■ The request
Reproduce the records below with every "Select Ports" swapped for "Choose Ports", keeping everything else the same and leaving the pictures out.
>> Start
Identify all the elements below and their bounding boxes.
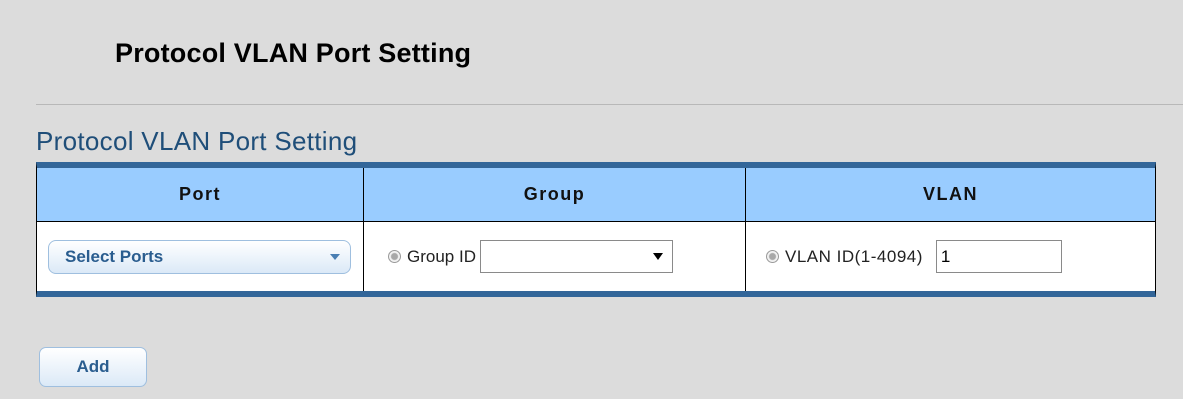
vlan-cell: VLAN ID(1-4094) — [745, 221, 1155, 291]
add-button[interactable]: Add — [39, 347, 147, 387]
vlan-id-label: VLAN ID(1-4094) — [785, 246, 923, 266]
settings-table: Port Group VLAN Select Ports Group ID VL… — [37, 168, 1155, 291]
dropdown-arrow-icon — [652, 253, 663, 260]
header-vlan: VLAN — [745, 168, 1155, 222]
chevron-down-icon — [330, 253, 340, 260]
group-id-select[interactable] — [479, 240, 673, 273]
select-ports-label: Select Ports — [65, 246, 164, 266]
header-port: Port — [37, 168, 364, 222]
header-group: Group — [363, 168, 746, 222]
group-id-radio[interactable] — [388, 250, 401, 263]
vlan-id-input[interactable] — [935, 240, 1062, 273]
section-title: Protocol VLAN Port Setting — [36, 126, 358, 156]
page-title: Protocol VLAN Port Setting — [115, 38, 472, 68]
port-cell: Select Ports — [37, 221, 364, 291]
vlan-id-radio[interactable] — [766, 250, 779, 263]
select-ports-dropdown[interactable]: Select Ports — [48, 239, 351, 274]
table-header-row: Port Group VLAN — [37, 168, 1155, 222]
group-cell: Group ID — [363, 221, 746, 291]
protocol-vlan-table: Port Group VLAN Select Ports Group ID VL… — [36, 162, 1156, 297]
table-row: Select Ports Group ID VLAN ID(1-4094) 1 — [37, 221, 1155, 291]
group-id-label: Group ID — [407, 246, 476, 266]
title-divider — [36, 104, 1183, 105]
page: Protocol VLAN Port Setting Protocol VLAN… — [0, 0, 1183, 399]
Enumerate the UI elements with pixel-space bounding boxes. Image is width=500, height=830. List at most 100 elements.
>> End
■ Finished task
Identify all the elements below and their bounding boxes.
vlan-cell: VLAN ID(1-4094) — [745, 221, 1155, 291]
add-button[interactable]: Add — [39, 347, 147, 387]
vlan-id-label: VLAN ID(1-4094) — [785, 246, 923, 266]
settings-table: Port Group VLAN Choose Ports Group ID VL… — [37, 168, 1155, 291]
dropdown-arrow-icon — [652, 253, 663, 260]
header-vlan: VLAN — [745, 168, 1155, 222]
chevron-down-icon — [330, 253, 340, 260]
group-id-select[interactable] — [479, 240, 673, 273]
select-ports-label: Choose Ports — [65, 246, 164, 266]
header-port: Port — [37, 168, 364, 222]
header-group: Group — [363, 168, 746, 222]
group-id-radio[interactable] — [388, 250, 401, 263]
vlan-id-input[interactable] — [935, 240, 1062, 273]
section-title: Protocol VLAN Port Setting — [36, 126, 358, 156]
page-title: Protocol VLAN Port Setting — [115, 38, 472, 68]
port-cell: Choose Ports — [37, 221, 364, 291]
vlan-id-radio[interactable] — [766, 250, 779, 263]
select-ports-dropdown[interactable]: Choose Ports — [48, 239, 351, 274]
table-header-row: Port Group VLAN — [37, 168, 1155, 222]
group-cell: Group ID — [363, 221, 746, 291]
protocol-vlan-table: Port Group VLAN Choose Ports Group ID VL… — [36, 162, 1156, 297]
table-row: Choose Ports Group ID VLAN ID(1-4094) 1 — [37, 221, 1155, 291]
group-id-label: Group ID — [407, 246, 476, 266]
title-divider — [36, 104, 1183, 105]
page: Protocol VLAN Port Setting Protocol VLAN… — [0, 0, 1183, 399]
Enumerate the UI elements with pixel-space bounding boxes. Image is width=500, height=830. List at most 100 elements.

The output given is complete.